WHAT YOU ARE ASKED TO DO = Write out each entry, exactly the way it appears.

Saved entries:
↓↓↓

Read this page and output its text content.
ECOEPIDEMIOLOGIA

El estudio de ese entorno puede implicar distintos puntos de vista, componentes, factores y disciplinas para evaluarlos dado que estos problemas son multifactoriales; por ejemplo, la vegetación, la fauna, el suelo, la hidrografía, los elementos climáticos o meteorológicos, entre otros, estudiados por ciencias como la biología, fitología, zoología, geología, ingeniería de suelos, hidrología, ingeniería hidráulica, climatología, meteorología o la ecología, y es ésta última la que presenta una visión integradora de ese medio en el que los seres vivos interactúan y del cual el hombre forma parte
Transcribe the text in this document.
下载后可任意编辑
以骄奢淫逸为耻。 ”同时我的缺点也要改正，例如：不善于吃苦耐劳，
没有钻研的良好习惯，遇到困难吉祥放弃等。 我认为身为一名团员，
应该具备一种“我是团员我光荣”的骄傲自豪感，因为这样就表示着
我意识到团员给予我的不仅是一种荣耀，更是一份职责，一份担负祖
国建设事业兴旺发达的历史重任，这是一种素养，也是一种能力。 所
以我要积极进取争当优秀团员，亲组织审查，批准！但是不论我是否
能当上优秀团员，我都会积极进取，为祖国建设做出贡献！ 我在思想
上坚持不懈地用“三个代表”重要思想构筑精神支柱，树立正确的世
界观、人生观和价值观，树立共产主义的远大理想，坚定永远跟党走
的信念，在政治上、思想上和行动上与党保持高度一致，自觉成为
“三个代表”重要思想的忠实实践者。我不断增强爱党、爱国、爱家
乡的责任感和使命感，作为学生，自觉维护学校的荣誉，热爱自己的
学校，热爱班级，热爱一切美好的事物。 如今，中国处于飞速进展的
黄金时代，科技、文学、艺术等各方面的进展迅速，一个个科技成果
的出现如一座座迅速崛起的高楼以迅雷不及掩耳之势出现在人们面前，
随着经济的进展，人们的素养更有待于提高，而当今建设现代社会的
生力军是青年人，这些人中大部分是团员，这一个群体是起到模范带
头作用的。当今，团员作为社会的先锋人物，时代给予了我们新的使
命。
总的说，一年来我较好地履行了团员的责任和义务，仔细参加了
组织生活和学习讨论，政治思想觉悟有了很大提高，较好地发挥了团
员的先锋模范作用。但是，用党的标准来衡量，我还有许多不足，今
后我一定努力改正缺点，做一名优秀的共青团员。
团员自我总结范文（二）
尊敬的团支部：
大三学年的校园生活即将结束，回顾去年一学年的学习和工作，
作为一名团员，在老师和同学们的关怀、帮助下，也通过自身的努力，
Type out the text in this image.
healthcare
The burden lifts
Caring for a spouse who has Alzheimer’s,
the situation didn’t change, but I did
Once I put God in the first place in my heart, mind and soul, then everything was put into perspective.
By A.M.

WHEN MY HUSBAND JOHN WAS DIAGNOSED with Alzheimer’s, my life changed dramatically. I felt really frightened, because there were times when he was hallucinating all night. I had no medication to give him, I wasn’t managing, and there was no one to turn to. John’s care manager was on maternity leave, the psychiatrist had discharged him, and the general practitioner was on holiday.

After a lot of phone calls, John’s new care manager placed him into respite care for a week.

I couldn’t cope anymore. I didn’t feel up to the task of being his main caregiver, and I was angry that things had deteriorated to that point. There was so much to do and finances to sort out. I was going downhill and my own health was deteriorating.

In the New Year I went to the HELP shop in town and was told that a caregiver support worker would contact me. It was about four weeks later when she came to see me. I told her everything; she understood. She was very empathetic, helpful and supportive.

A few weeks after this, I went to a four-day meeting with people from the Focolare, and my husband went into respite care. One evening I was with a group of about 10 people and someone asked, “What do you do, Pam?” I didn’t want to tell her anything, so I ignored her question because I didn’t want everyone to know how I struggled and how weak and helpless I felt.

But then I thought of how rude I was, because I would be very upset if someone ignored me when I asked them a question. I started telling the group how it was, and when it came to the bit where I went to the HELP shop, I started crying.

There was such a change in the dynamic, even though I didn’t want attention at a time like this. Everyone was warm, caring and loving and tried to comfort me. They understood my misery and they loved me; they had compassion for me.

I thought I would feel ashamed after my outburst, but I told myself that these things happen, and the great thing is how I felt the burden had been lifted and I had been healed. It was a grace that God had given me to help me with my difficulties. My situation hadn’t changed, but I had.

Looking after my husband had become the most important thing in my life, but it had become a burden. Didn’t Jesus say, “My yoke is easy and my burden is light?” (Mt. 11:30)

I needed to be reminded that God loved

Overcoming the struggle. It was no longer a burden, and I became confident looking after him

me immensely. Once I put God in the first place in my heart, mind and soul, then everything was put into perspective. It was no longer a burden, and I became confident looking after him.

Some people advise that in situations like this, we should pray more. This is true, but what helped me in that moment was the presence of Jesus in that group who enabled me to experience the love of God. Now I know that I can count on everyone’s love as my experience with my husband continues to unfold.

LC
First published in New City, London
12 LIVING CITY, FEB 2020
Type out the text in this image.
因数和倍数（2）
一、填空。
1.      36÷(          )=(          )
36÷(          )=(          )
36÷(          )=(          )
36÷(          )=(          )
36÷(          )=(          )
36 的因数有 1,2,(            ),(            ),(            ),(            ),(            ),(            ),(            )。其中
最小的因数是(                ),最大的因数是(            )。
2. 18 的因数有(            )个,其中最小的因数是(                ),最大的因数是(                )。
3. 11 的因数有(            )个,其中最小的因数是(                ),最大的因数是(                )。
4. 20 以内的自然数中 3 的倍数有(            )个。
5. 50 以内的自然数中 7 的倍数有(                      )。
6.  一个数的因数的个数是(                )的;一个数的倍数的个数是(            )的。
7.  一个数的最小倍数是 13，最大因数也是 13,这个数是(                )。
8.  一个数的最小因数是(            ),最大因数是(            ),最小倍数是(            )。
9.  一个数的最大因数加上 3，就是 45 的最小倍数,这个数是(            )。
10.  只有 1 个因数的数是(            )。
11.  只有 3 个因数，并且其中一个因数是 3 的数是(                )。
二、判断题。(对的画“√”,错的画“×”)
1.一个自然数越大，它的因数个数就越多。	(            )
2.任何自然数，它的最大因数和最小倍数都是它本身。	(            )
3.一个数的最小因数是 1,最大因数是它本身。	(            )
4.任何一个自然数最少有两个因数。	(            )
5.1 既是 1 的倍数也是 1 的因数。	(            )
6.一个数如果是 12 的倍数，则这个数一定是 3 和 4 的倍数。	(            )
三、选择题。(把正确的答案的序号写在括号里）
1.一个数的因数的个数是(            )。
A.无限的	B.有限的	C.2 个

↑↑↑

ANSWER FOR THE TASK =
Read this page and output its text content.
ECOEPIDEMIOLOGIA

El estudio de ese entorno puede implicar distintos puntos de vista, componentes, factores y disciplinas para evaluarlos dado que estos problemas son multifactoriales; por ejemplo, la vegetación, la fauna, el suelo, la hidrografía, los elementos climáticos o meteorológicos, entre otros, estudiados por ciencias como la biología, fitología, zoología, geología, ingeniería de suelos, hidrología, ingeniería hidráulica, climatología, meteorología o la ecología, y es ésta última la que presenta una visión integradora de ese medio en el que los seres vivos interactúan y del cual el hombre forma parte
Transcribe the text in this document.
下载后可任意编辑
以骄奢淫逸为耻。 ”同时我的缺点也要改正，例如：不善于吃苦耐劳，
没有钻研的良好习惯，遇到困难吉祥放弃等。 我认为身为一名团员，
应该具备一种“我是团员我光荣”的骄傲自豪感，因为这样就表示着
我意识到团员给予我的不仅是一种荣耀，更是一份职责，一份担负祖
国建设事业兴旺发达的历史重任，这是一种素养，也是一种能力。 所
以我要积极进取争当优秀团员，亲组织审查，批准！但是不论我是否
能当上优秀团员，我都会积极进取，为祖国建设做出贡献！ 我在思想
上坚持不懈地用“三个代表”重要思想构筑精神支柱，树立正确的世
界观、人生观和价值观，树立共产主义的远大理想，坚定永远跟党走
的信念，在政治上、思想上和行动上与党保持高度一致，自觉成为
“三个代表”重要思想的忠实实践者。我不断增强爱党、爱国、爱家
乡的责任感和使命感，作为学生，自觉维护学校的荣誉，热爱自己的
学校，热爱班级，热爱一切美好的事物。 如今，中国处于飞速进展的
黄金时代，科技、文学、艺术等各方面的进展迅速，一个个科技成果
的出现如一座座迅速崛起的高楼以迅雷不及掩耳之势出现在人们面前，
随着经济的进展，人们的素养更有待于提高，而当今建设现代社会的
生力军是青年人，这些人中大部分是团员，这一个群体是起到模范带
头作用的。当今，团员作为社会的先锋人物，时代给予了我们新的使
命。
总的说，一年来我较好地履行了团员的责任和义务，仔细参加了
组织生活和学习讨论，政治思想觉悟有了很大提高，较好地发挥了团
员的先锋模范作用。但是，用党的标准来衡量，我还有许多不足，今
后我一定努力改正缺点，做一名优秀的共青团员。
团员自我总结范文（二）
尊敬的团支部：
大三学年的校园生活即将结束，回顾去年一学年的学习和工作，
作为一名团员，在老师和同学们的关怀、帮助下，也通过自身的努力，
Type out the text in this image.
healthcare
The burden lifts
Caring for a spouse who has Alzheimer’s,
the situation didn’t change, but I did
Once I put God in the first place in my heart, mind and soul, then everything was put into perspective.
By A.M.

WHEN MY HUSBAND JOHN WAS DIAGNOSED with Alzheimer’s, my life changed dramatically. I felt really frightened, because there were times when he was hallucinating all night. I had no medication to give him, I wasn’t managing, and there was no one to turn to. John’s care manager was on maternity leave, the psychiatrist had discharged him, and the general practitioner was on holiday.

After a lot of phone calls, John’s new care manager placed him into respite care for a week.

I couldn’t cope anymore. I didn’t feel up to the task of being his main caregiver, and I was angry that things had deteriorated to that point. There was so much to do and finances to sort out. I was going downhill and my own health was deteriorating.

In the New Year I went to the HELP shop in town and was told that a caregiver support worker would contact me. It was about four weeks later when she came to see me. I told her everything; she understood. She was very empathetic, helpful and supportive.

A few weeks after this, I went to a four-day meeting with people from the Focolare, and my husband went into respite care. One evening I was with a group of about 10 people and someone asked, “What do you do, Pam?” I didn’t want to tell her anything, so I ignored her question because I didn’t want everyone to know how I struggled and how weak and helpless I felt.

But then I thought of how rude I was, because I would be very upset if someone ignored me when I asked them a question. I started telling the group how it was, and when it came to the bit where I went to the HELP shop, I started crying.

There was such a change in the dynamic, even though I didn’t want attention at a time like this. Everyone was warm, caring and loving and tried to comfort me. They understood my misery and they loved me; they had compassion for me.

I thought I would feel ashamed after my outburst, but I told myself that these things happen, and the great thing is how I felt the burden had been lifted and I had been healed. It was a grace that God had given me to help me with my difficulties. My situation hadn’t changed, but I had.

Looking after my husband had become the most important thing in my life, but it had become a burden. Didn’t Jesus say, “My yoke is easy and my burden is light?” (Mt. 11:30)

I needed to be reminded that God loved

Overcoming the struggle. It was no longer a burden, and I became confident looking after him

me immensely. Once I put God in the first place in my heart, mind and soul, then everything was put into perspective. It was no longer a burden, and I became confident looking after him.

Some people advise that in situations like this, we should pray more. This is true, but what helped me in that moment was the presence of Jesus in that group who enabled me to experience the love of God. Now I know that I can count on everyone’s love as my experience with my husband continues to unfold.

LC
First published in New City, London
12 LIVING CITY, FEB 2020
Type out the text in this image.
因数和倍数（2）
一、填空。
1.      36÷(          )=(          )
36÷(          )=(          )
36÷(          )=(          )
36÷(          )=(          )
36÷(          )=(          )
36 的因数有 1,2,(            ),(            ),(            ),(            ),(            ),(            ),(            )。其中
最小的因数是(                ),最大的因数是(            )。
2. 18 的因数有(            )个,其中最小的因数是(                ),最大的因数是(                )。
3. 11 的因数有(            )个,其中最小的因数是(                ),最大的因数是(                )。
4. 20 以内的自然数中 3 的倍数有(            )个。
5. 50 以内的自然数中 7 的倍数有(                      )。
6.  一个数的因数的个数是(                )的;一个数的倍数的个数是(            )的。
7.  一个数的最小倍数是 13，最大因数也是 13,这个数是(                )。
8.  一个数的最小因数是(            ),最大因数是(            ),最小倍数是(            )。
9.  一个数的最大因数加上 3，就是 45 的最小倍数,这个数是(            )。
10.  只有 1 个因数的数是(            )。
11.  只有 3 个因数，并且其中一个因数是 3 的数是(                )。
二、判断题。(对的画“√”,错的画“×”)
1.一个自然数越大，它的因数个数就越多。	(            )
2.任何自然数，它的最大因数和最小倍数都是它本身。	(            )
3.一个数的最小因数是 1,最大因数是它本身。	(            )
4.任何一个自然数最少有两个因数。	(            )
5.1 既是 1 的倍数也是 1 的因数。	(            )
6.一个数如果是 12 的倍数，则这个数一定是 3 和 4 的倍数。	(            )
三、选择题。(把正确的答案的序号写在括号里）
1.一个数的因数的个数是(            )。
A.无限的	B.有限的	C.2 个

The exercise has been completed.